* EXCERPTED RECORDS *
◆ ◆ ◆ ◆ ◆

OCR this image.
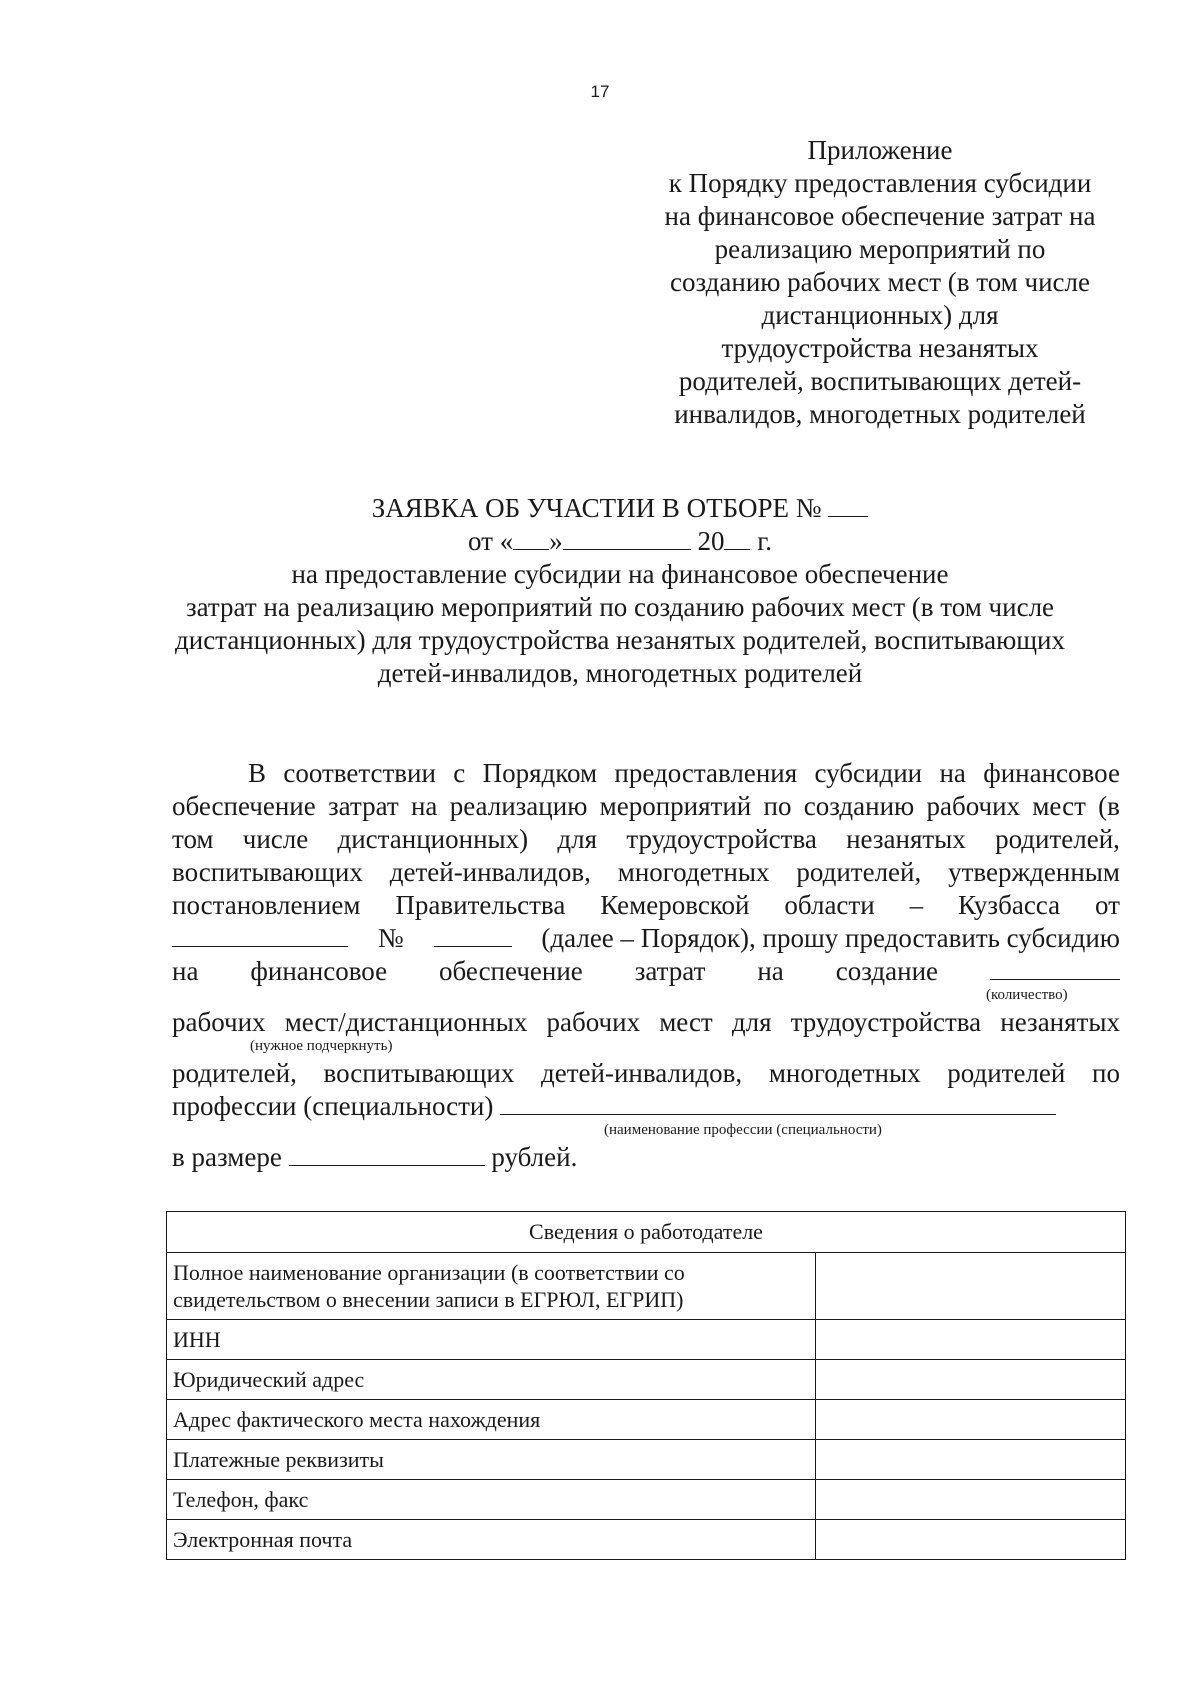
17
Приложение
к Порядку предоставления субсидии
на финансовое обеспечение затрат на
реализацию мероприятий по
созданию рабочих мест (в том числе
дистанционных) для
трудоустройства незанятых
родителей, воспитывающих детей-
инвалидов, многодетных родителей
ЗАЯВКА ОБ УЧАСТИИ В ОТБОРЕ №
от « »	20 г.
на предоставление субсидии на финансовое обеспечение
затрат на реализацию мероприятий по созданию рабочих мест (в том числе
дистанционных) для трудоустройства незанятых родителей, воспитывающих
детей-инвалидов, многодетных родителей
В соответствии с Порядком предоставления субсидии на финансовое
обеспечение затрат на реализацию мероприятий по созданию рабочих мест (в
том числе дистанционных) для трудоустройства незанятых родителей,
воспитывающих детей-инвалидов, многодетных родителей, утвержденным
постановлением Правительства Кемеровской области – Кузбасса от
№	(далее – Порядок), прошу предоставить субсидию
на финансовое обеспечение затрат на создание
(количество)
рабочих мест/дистанционных рабочих мест для трудоустройства незанятых
(нужное подчеркнуть)
родителей, воспитывающих детей-инвалидов, многодетных родителей по
профессии (специальности)
(наименование профессии (специальности)
в размере	рублей.
Сведения о работодателе	
Полное наименование организации (в соответствии со свидетельством о внесении записи в ЕГРЮЛ, ЕГРИП)	
ИНН	
Юридический адрес	
Адрес фактического места нахождения	
Платежные реквизиты	
Телефон, факс	
Электронная почта	
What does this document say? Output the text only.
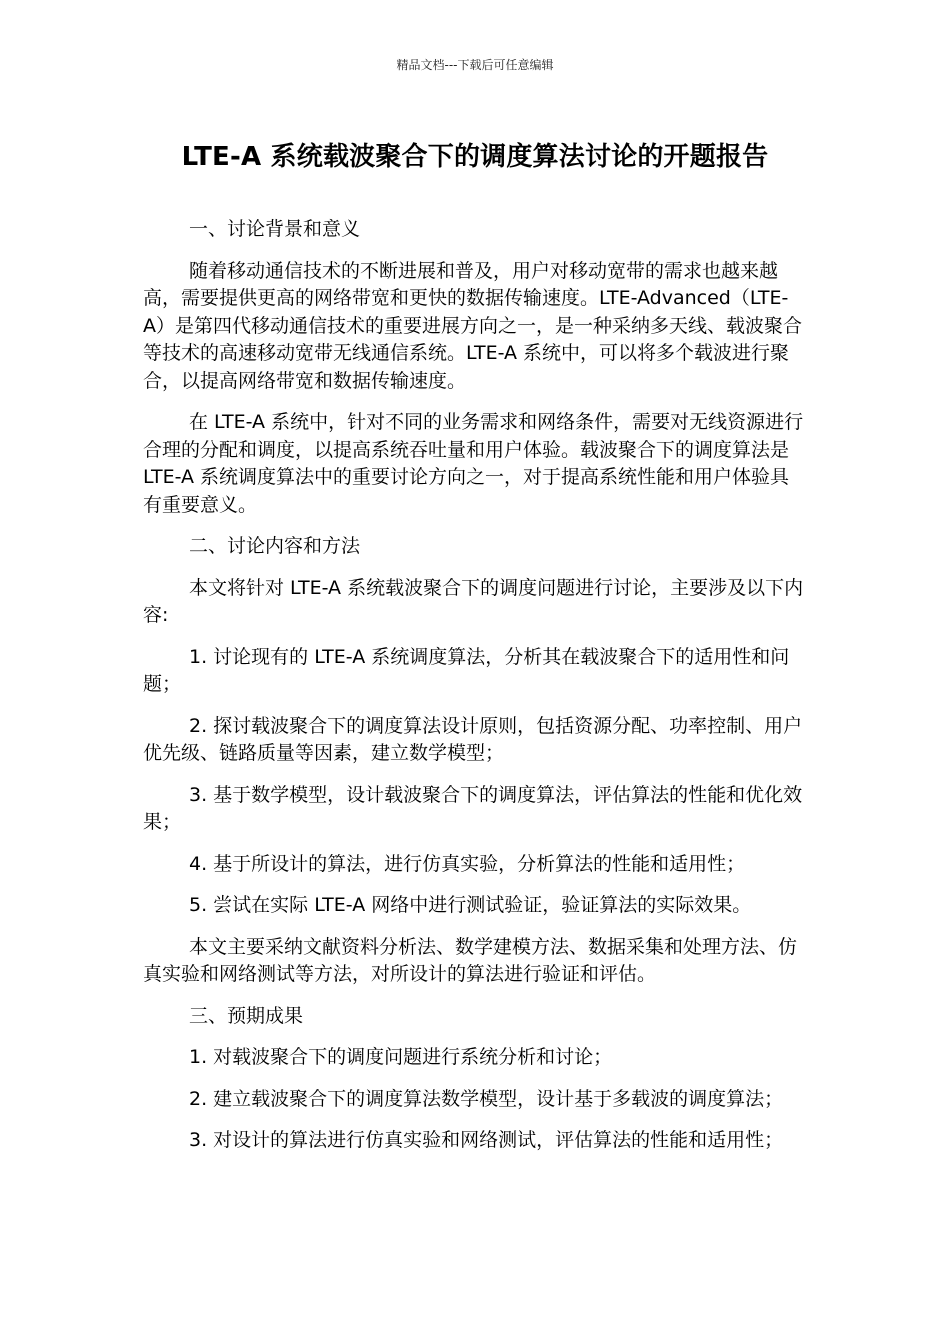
精品文档---下载后可任意编辑
LTE-A 系统载波聚合下的调度算法讨论的开题报告

一、讨论背景和意义

随着移动通信技术的不断进展和普及，用户对移动宽带的需求也越来越高，需要提供更高的网络带宽和更快的数据传输速度。LTE-Advanced（LTE-A）是第四代移动通信技术的重要进展方向之一，是一种采纳多天线、载波聚合等技术的高速移动宽带无线通信系统。LTE-A 系统中，可以将多个载波进行聚合，以提高网络带宽和数据传输速度。

在 LTE-A 系统中，针对不同的业务需求和网络条件，需要对无线资源进行合理的分配和调度，以提高系统吞吐量和用户体验。载波聚合下的调度算法是 LTE-A 系统调度算法中的重要讨论方向之一，对于提高系统性能和用户体验具有重要意义。

二、讨论内容和方法

本文将针对 LTE-A 系统载波聚合下的调度问题进行讨论，主要涉及以下内容:

1. 讨论现有的 LTE-A 系统调度算法，分析其在载波聚合下的适用性和问题；

2. 探讨载波聚合下的调度算法设计原则，包括资源分配、功率控制、用户优先级、链路质量等因素，建立数学模型；

3. 基于数学模型，设计载波聚合下的调度算法，评估算法的性能和优化效果；

4. 基于所设计的算法，进行仿真实验，分析算法的性能和适用性；

5. 尝试在实际 LTE-A 网络中进行测试验证，验证算法的实际效果。

本文主要采纳文献资料分析法、数学建模方法、数据采集和处理方法、仿真实验和网络测试等方法，对所设计的算法进行验证和评估。

三、预期成果

1. 对载波聚合下的调度问题进行系统分析和讨论；

2. 建立载波聚合下的调度算法数学模型，设计基于多载波的调度算法；

3. 对设计的算法进行仿真实验和网络测试，评估算法的性能和适用性；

◆ ◆ ◆ ◆ ◆

* WHAT YOU NEED TO DO *
Reproduce every record above exactly, but leave out the pictures.

* THE ANSWER *
OCR this image.
17
Приложение
к Порядку предоставления субсидии
на финансовое обеспечение затрат на
реализацию мероприятий по
созданию рабочих мест (в том числе
дистанционных) для
трудоустройства незанятых
родителей, воспитывающих детей-
инвалидов, многодетных родителей
ЗАЯВКА ОБ УЧАСТИИ В ОТБОРЕ №
от « »	20 г.
на предоставление субсидии на финансовое обеспечение
затрат на реализацию мероприятий по созданию рабочих мест (в том числе
дистанционных) для трудоустройства незанятых родителей, воспитывающих
детей-инвалидов, многодетных родителей
В соответствии с Порядком предоставления субсидии на финансовое
обеспечение затрат на реализацию мероприятий по созданию рабочих мест (в
том числе дистанционных) для трудоустройства незанятых родителей,
воспитывающих детей-инвалидов, многодетных родителей, утвержденным
постановлением Правительства Кемеровской области – Кузбасса от
№	(далее – Порядок), прошу предоставить субсидию
на финансовое обеспечение затрат на создание
(количество)
рабочих мест/дистанционных рабочих мест для трудоустройства незанятых
(нужное подчеркнуть)
родителей, воспитывающих детей-инвалидов, многодетных родителей по
профессии (специальности)
(наименование профессии (специальности)
в размере	рублей.
Сведения о работодателе	
Полное наименование организации (в соответствии со свидетельством о внесении записи в ЕГРЮЛ, ЕГРИП)	
ИНН	
Юридический адрес	
Адрес фактического места нахождения	
Платежные реквизиты	
Телефон, факс	
Электронная почта	
What does this document say? Output the text only.
精品文档---下载后可任意编辑
LTE-A 系统载波聚合下的调度算法讨论的开题报告

一、讨论背景和意义

随着移动通信技术的不断进展和普及，用户对移动宽带的需求也越来越高，需要提供更高的网络带宽和更快的数据传输速度。LTE-Advanced（LTE-A）是第四代移动通信技术的重要进展方向之一，是一种采纳多天线、载波聚合等技术的高速移动宽带无线通信系统。LTE-A 系统中，可以将多个载波进行聚合，以提高网络带宽和数据传输速度。

在 LTE-A 系统中，针对不同的业务需求和网络条件，需要对无线资源进行合理的分配和调度，以提高系统吞吐量和用户体验。载波聚合下的调度算法是 LTE-A 系统调度算法中的重要讨论方向之一，对于提高系统性能和用户体验具有重要意义。

二、讨论内容和方法

本文将针对 LTE-A 系统载波聚合下的调度问题进行讨论，主要涉及以下内容:

1. 讨论现有的 LTE-A 系统调度算法，分析其在载波聚合下的适用性和问题；

2. 探讨载波聚合下的调度算法设计原则，包括资源分配、功率控制、用户优先级、链路质量等因素，建立数学模型；

3. 基于数学模型，设计载波聚合下的调度算法，评估算法的性能和优化效果；

4. 基于所设计的算法，进行仿真实验，分析算法的性能和适用性；

5. 尝试在实际 LTE-A 网络中进行测试验证，验证算法的实际效果。

本文主要采纳文献资料分析法、数学建模方法、数据采集和处理方法、仿真实验和网络测试等方法，对所设计的算法进行验证和评估。

三、预期成果

1. 对载波聚合下的调度问题进行系统分析和讨论；

2. 建立载波聚合下的调度算法数学模型，设计基于多载波的调度算法；

3. 对设计的算法进行仿真实验和网络测试，评估算法的性能和适用性；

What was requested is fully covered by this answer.